_Challenge_: Tell how many lines have the string "SDTVAR" in them, and write nothing besides the number.

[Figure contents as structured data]
[BEGIN]
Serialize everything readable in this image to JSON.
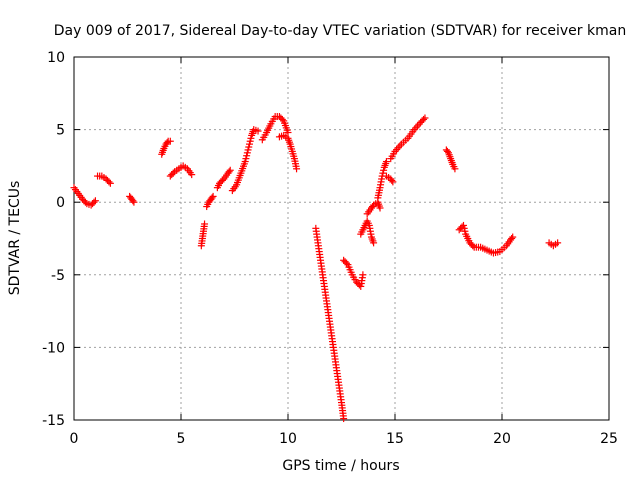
{
  "chart_data": {
    "type": "scatter",
    "title": "Day 009 of 2017, Sidereal Day-to-day VTEC variation (SDTVAR) for receiver kman",
    "xlabel": "GPS time / hours",
    "ylabel": "SDTVAR / TECUs",
    "xlim": [
      0,
      25
    ],
    "ylim": [
      -15,
      10
    ],
    "xticks": [
      0,
      5,
      10,
      15,
      20,
      25
    ],
    "yticks": [
      -15,
      -10,
      -5,
      0,
      5,
      10
    ],
    "grid": true,
    "marker": "+",
    "marker_color": "#ff0000",
    "segments": [
      {
        "x": [
          0.0,
          0.2,
          0.4,
          0.6,
          0.8,
          1.0
        ],
        "y": [
          1.0,
          0.6,
          0.2,
          -0.1,
          -0.2,
          0.1
        ]
      },
      {
        "x": [
          1.1,
          1.3,
          1.5,
          1.7
        ],
        "y": [
          1.8,
          1.8,
          1.6,
          1.3
        ]
      },
      {
        "x": [
          2.6,
          2.7,
          2.8
        ],
        "y": [
          0.4,
          0.2,
          0.0
        ]
      },
      {
        "x": [
          4.1,
          4.2,
          4.3,
          4.4,
          4.5
        ],
        "y": [
          3.3,
          3.7,
          4.0,
          4.2,
          4.2
        ]
      },
      {
        "x": [
          4.5,
          4.7,
          4.9,
          5.1,
          5.3,
          5.5
        ],
        "y": [
          1.8,
          2.1,
          2.3,
          2.5,
          2.3,
          1.9
        ]
      },
      {
        "x": [
          5.95,
          6.0,
          6.05,
          6.1
        ],
        "y": [
          -3.0,
          -2.5,
          -2.0,
          -1.5
        ]
      },
      {
        "x": [
          6.2,
          6.3,
          6.4,
          6.5
        ],
        "y": [
          -0.3,
          0.0,
          0.2,
          0.4
        ]
      },
      {
        "x": [
          6.7,
          6.8,
          7.0,
          7.2,
          7.3
        ],
        "y": [
          1.0,
          1.3,
          1.6,
          2.0,
          2.2
        ]
      },
      {
        "x": [
          7.4,
          7.6,
          7.8,
          8.0,
          8.2,
          8.3,
          8.4,
          8.6
        ],
        "y": [
          0.8,
          1.2,
          2.0,
          2.8,
          4.0,
          4.6,
          5.0,
          4.9
        ]
      },
      {
        "x": [
          8.8,
          9.0,
          9.2,
          9.4,
          9.6,
          9.8,
          10.0
        ],
        "y": [
          4.3,
          4.8,
          5.4,
          5.9,
          5.9,
          5.6,
          4.8
        ]
      },
      {
        "x": [
          9.6,
          9.8,
          10.0,
          10.1,
          10.2,
          10.3,
          10.4
        ],
        "y": [
          4.5,
          4.6,
          4.4,
          4.0,
          3.5,
          3.0,
          2.3
        ]
      },
      {
        "x": [
          11.3,
          11.5,
          11.7,
          11.9,
          12.1,
          12.3,
          12.5,
          12.6
        ],
        "y": [
          -1.8,
          -3.8,
          -5.8,
          -7.8,
          -9.8,
          -11.8,
          -13.8,
          -14.9
        ]
      },
      {
        "x": [
          12.6,
          12.8,
          13.0,
          13.2,
          13.4,
          13.5
        ],
        "y": [
          -4.0,
          -4.3,
          -5.0,
          -5.5,
          -5.8,
          -5.0
        ]
      },
      {
        "x": [
          13.4,
          13.6,
          13.7,
          13.8,
          13.9,
          14.0
        ],
        "y": [
          -2.2,
          -1.6,
          -1.3,
          -1.6,
          -2.4,
          -2.8
        ]
      },
      {
        "x": [
          13.7,
          13.9,
          14.0,
          14.2,
          14.3
        ],
        "y": [
          -0.8,
          -0.4,
          -0.2,
          0.0,
          -0.4
        ]
      },
      {
        "x": [
          14.2,
          14.3,
          14.4,
          14.5,
          14.6
        ],
        "y": [
          0.3,
          1.0,
          1.8,
          2.4,
          2.8
        ]
      },
      {
        "x": [
          14.6,
          14.8,
          14.9
        ],
        "y": [
          1.8,
          1.6,
          1.4
        ]
      },
      {
        "x": [
          14.8,
          15.0,
          15.3,
          15.6,
          15.9,
          16.2,
          16.4
        ],
        "y": [
          3.0,
          3.5,
          4.0,
          4.4,
          5.0,
          5.5,
          5.8
        ]
      },
      {
        "x": [
          17.4,
          17.5,
          17.6,
          17.7,
          17.8
        ],
        "y": [
          3.6,
          3.4,
          3.0,
          2.6,
          2.3
        ]
      },
      {
        "x": [
          18.0,
          18.2,
          18.3,
          18.5,
          18.7,
          19.0,
          19.3,
          19.6,
          19.9,
          20.2,
          20.4,
          20.5
        ],
        "y": [
          -1.9,
          -1.6,
          -2.2,
          -2.8,
          -3.1,
          -3.1,
          -3.3,
          -3.5,
          -3.4,
          -3.0,
          -2.6,
          -2.4
        ]
      },
      {
        "x": [
          22.2,
          22.4,
          22.6
        ],
        "y": [
          -2.8,
          -3.0,
          -2.8
        ]
      }
    ]
  }
}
[END]
_Response_: 2